Text shown:
Adriana VarejãoThe art of azulejão

An intense reflection on
culture and history

4[Proposal for a Catechesis – Part I Diptych: Death and Dismemberment], 1993 © Adriana Varejão.
Photo by Eduardo Ortega. Courtesy Gagosian Gallery

 
Gagosian Gallery presents Adriana Varejão, perhaps best known for her incisive reflections on the rich yet conflicted history and culture of Brazil, embodied in her “azulejão” or “big tile”. Highly inventive paintings and painted tiles whose complex provenance connects Brazil with Portugal, as azulejo, a square glazed terracotta tile, is the most widely used form of decoration in Portuguese national art.
The azulejo constantly renewed its vigor, reflecting the organic eclecticism of a culture that was both expansive and open to dialogue. Varejão’s “big tiles” are rendered on canvas in plaster and oil paint. The plaster is applied thickly to canvases laid on the ground and then left to dry. During the drying process, cracks begin to appear, as if by some natural geological phenomenon, so that every surface is unique and unrepeatable.

Given information:
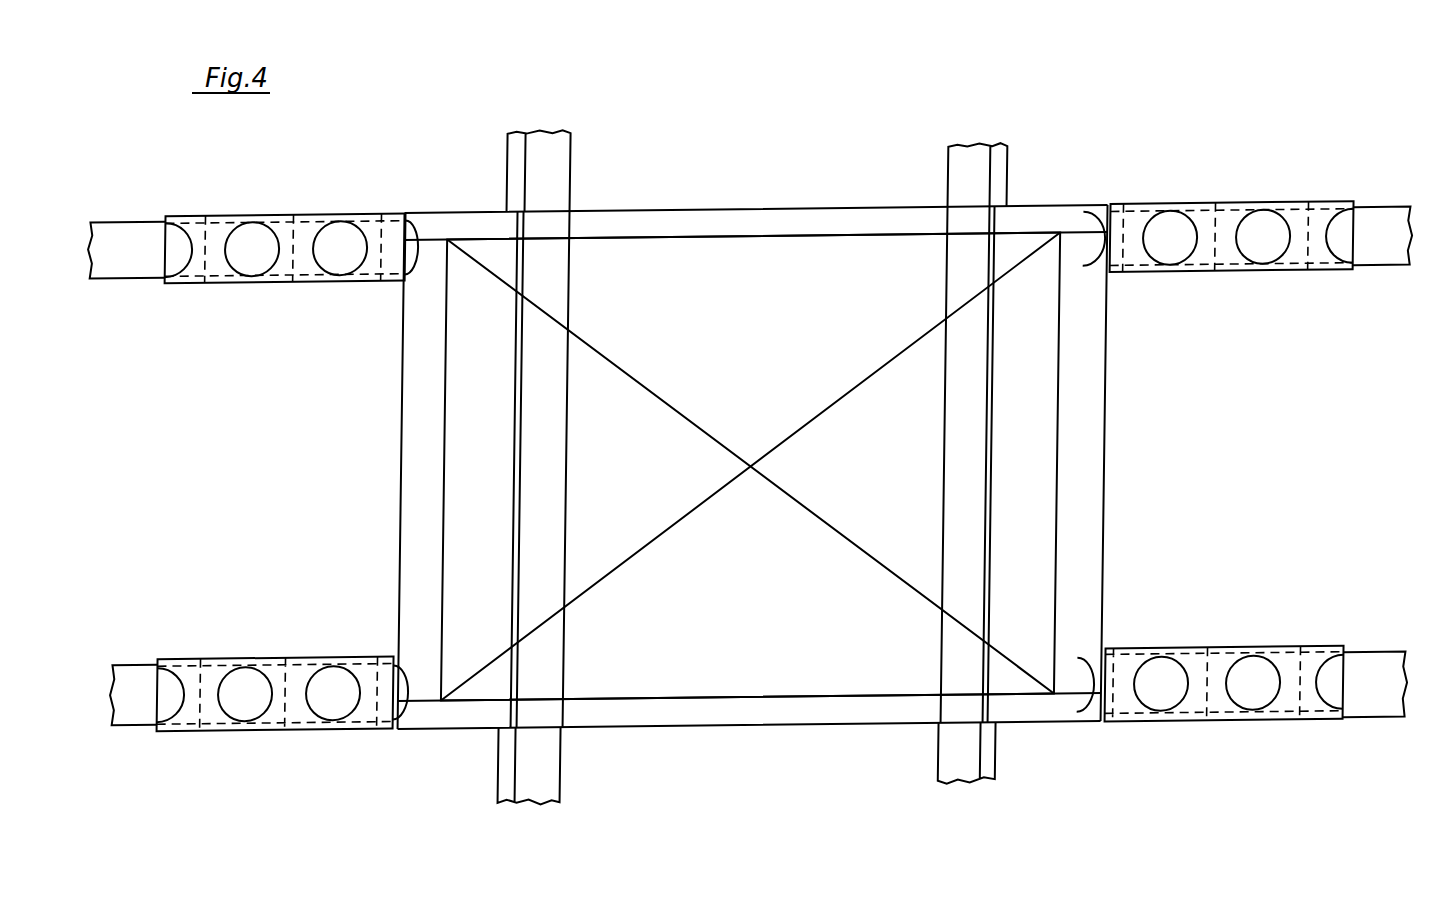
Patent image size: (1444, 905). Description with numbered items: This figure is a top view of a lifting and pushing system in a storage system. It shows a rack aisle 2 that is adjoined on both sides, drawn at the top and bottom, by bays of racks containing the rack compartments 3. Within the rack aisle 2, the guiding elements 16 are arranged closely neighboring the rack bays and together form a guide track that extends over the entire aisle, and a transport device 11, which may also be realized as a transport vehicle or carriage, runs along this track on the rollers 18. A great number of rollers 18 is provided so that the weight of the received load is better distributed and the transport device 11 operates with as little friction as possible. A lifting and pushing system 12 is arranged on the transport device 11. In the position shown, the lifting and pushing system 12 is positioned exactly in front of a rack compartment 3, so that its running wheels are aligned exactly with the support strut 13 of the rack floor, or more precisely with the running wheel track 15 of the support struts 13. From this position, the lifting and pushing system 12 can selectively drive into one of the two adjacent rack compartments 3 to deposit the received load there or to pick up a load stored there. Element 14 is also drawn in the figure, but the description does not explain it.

The rack aisle 2 is at (1241, 449).
The rack compartment 3 is at (787, 156).
The transport device 11 is at (1136, 213).
The lifting and pushing system 12 is at (1067, 225).
The support strut 13 is at (478, 791).
The upper guide block 14 is at (513, 153).
The running wheel track 15 is at (550, 177).
The guiding element 16 is at (1365, 695).
The roller 18 is at (1257, 677).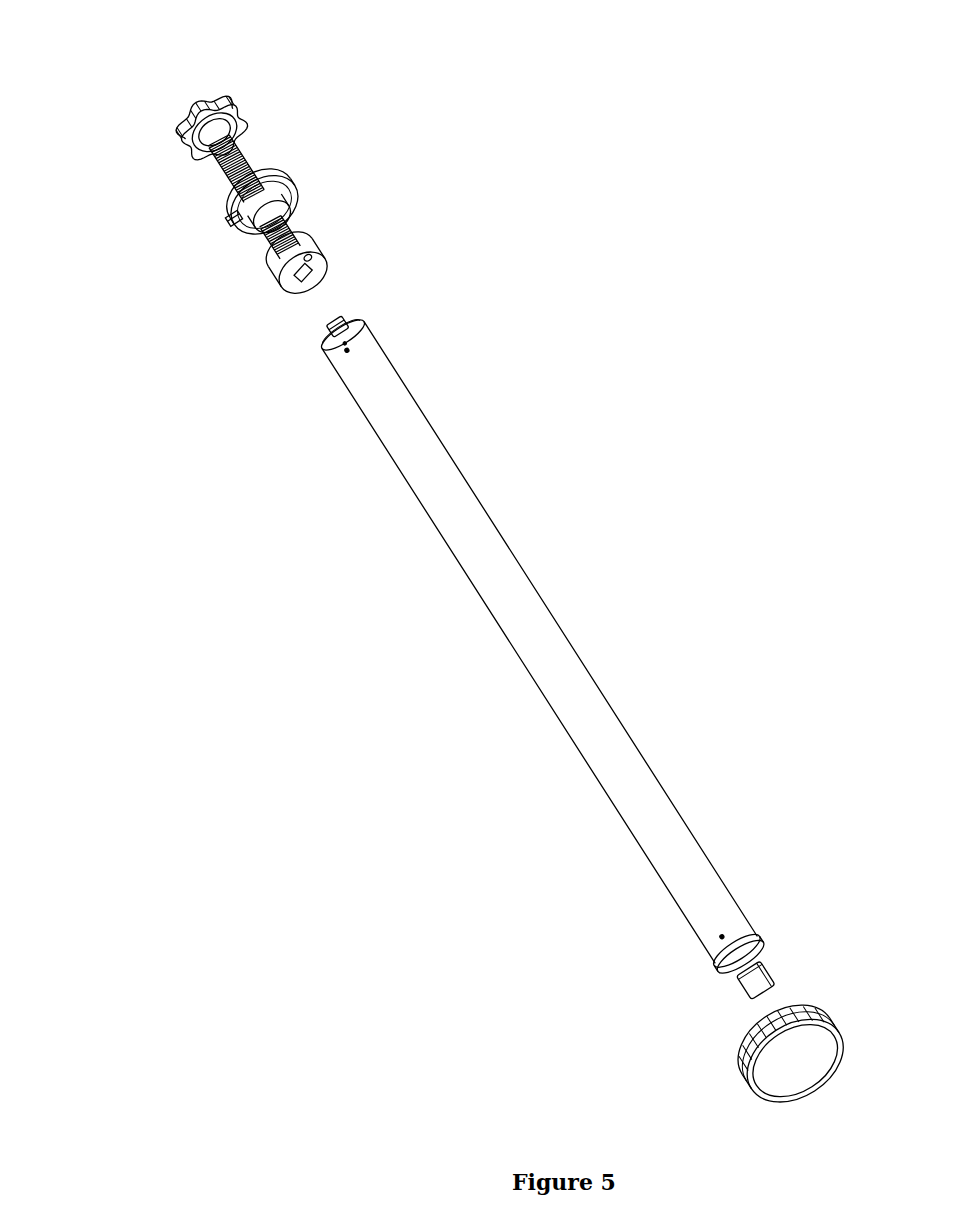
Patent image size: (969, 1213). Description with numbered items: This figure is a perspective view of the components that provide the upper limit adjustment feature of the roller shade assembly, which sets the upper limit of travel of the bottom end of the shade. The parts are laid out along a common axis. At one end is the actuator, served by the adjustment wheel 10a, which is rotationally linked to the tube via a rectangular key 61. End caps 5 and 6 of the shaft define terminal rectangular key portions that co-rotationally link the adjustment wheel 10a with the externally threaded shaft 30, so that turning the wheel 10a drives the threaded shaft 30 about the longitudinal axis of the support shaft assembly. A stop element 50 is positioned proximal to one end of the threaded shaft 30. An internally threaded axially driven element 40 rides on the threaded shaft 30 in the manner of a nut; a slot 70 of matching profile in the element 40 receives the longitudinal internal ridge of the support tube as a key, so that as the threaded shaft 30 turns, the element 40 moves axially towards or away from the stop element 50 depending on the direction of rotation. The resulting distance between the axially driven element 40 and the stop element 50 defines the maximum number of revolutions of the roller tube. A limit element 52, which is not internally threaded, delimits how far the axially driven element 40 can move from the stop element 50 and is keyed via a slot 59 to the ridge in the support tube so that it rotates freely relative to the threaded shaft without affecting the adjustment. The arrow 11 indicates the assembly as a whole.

The end cap 5 is at (323, 350).
The end cap 6 is at (733, 973).
The adjustment wheel 10a is at (707, 1058).
The support device 11 is at (229, 86).
The externally threaded shaft 30 is at (265, 152).
The axially driven element 40 is at (228, 238).
The stop element 50 is at (330, 232).
The limit element 52 is at (173, 152).
The slot 59 is at (183, 128).
The rectangular key 61 is at (777, 968).
The slot 70 is at (220, 207).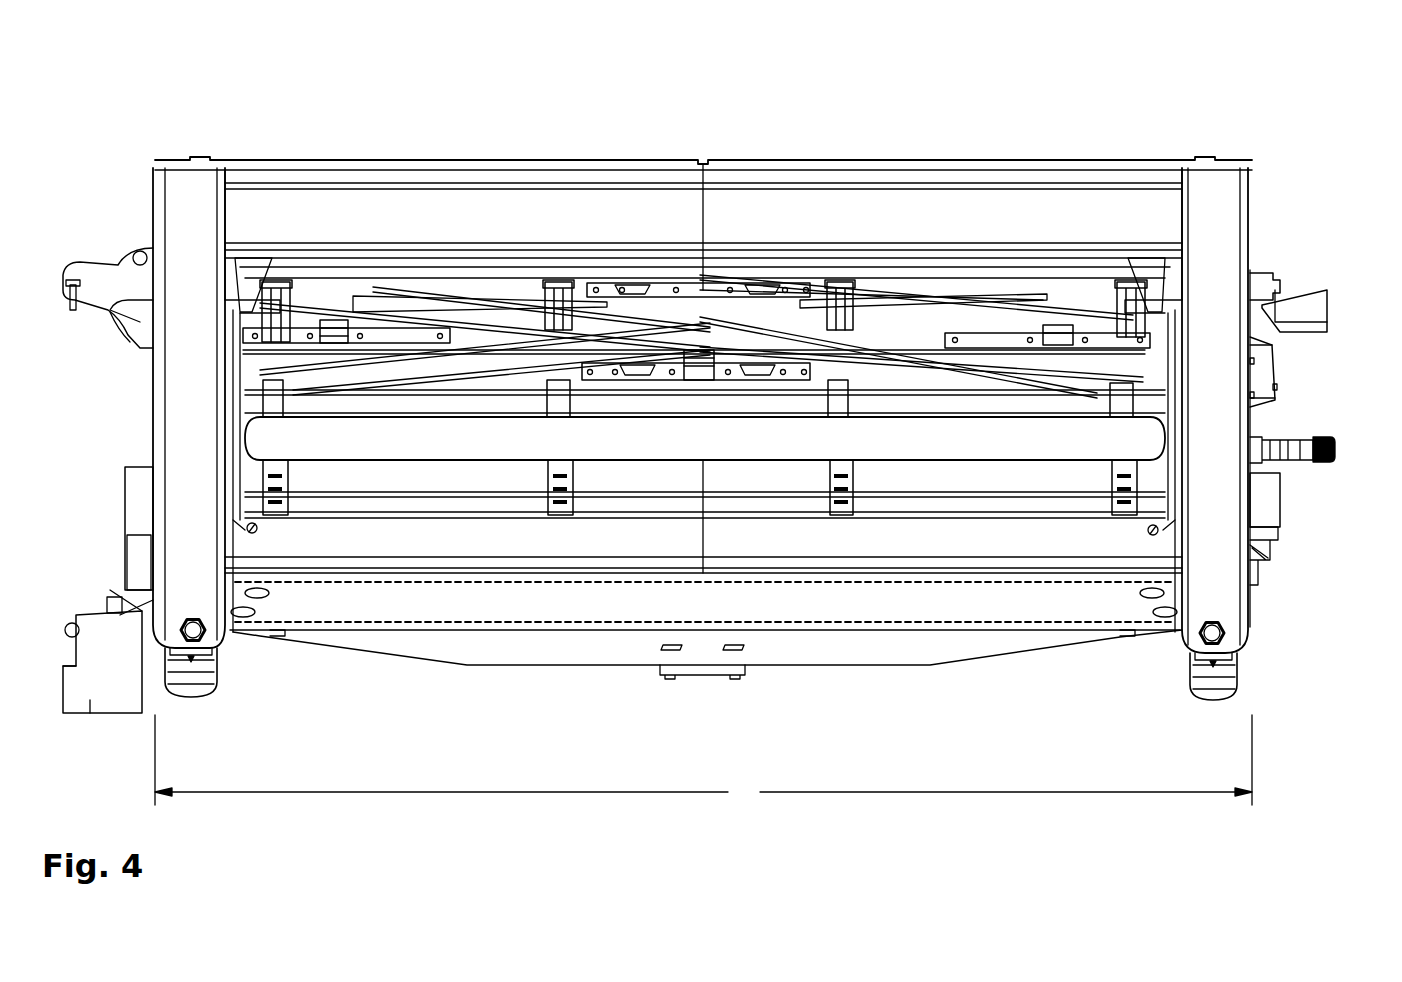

Your tasks:
• A. In the text on Adriana Varejão, reproduce the passage starting at "Photo by Eduardo" and ending at "Portuguese national art.", replacing "Brazil" with "Mexico".
• B. According to the text on Adriana Varejão, how is the plaster applied in making her "big tiles"?

Answers by task:
• A.
Photo by Eduardo Ortega. Courtesy Gagosian Gallery

 
Gagosian Gallery presents Adriana Varejão, perhaps best known for her incisive reflections on the rich yet conflicted history and culture of Mexico, embodied in her “azulejão” or “big tile”. Highly inventive paintings and painted tiles whose complex provenance connects Mexico with Portugal, as azulejo, a square glazed terracotta tile, is the most widely used form of decoration in Portuguese national art.

• B. It is applied thickly to canvases laid on the ground and then left to dry.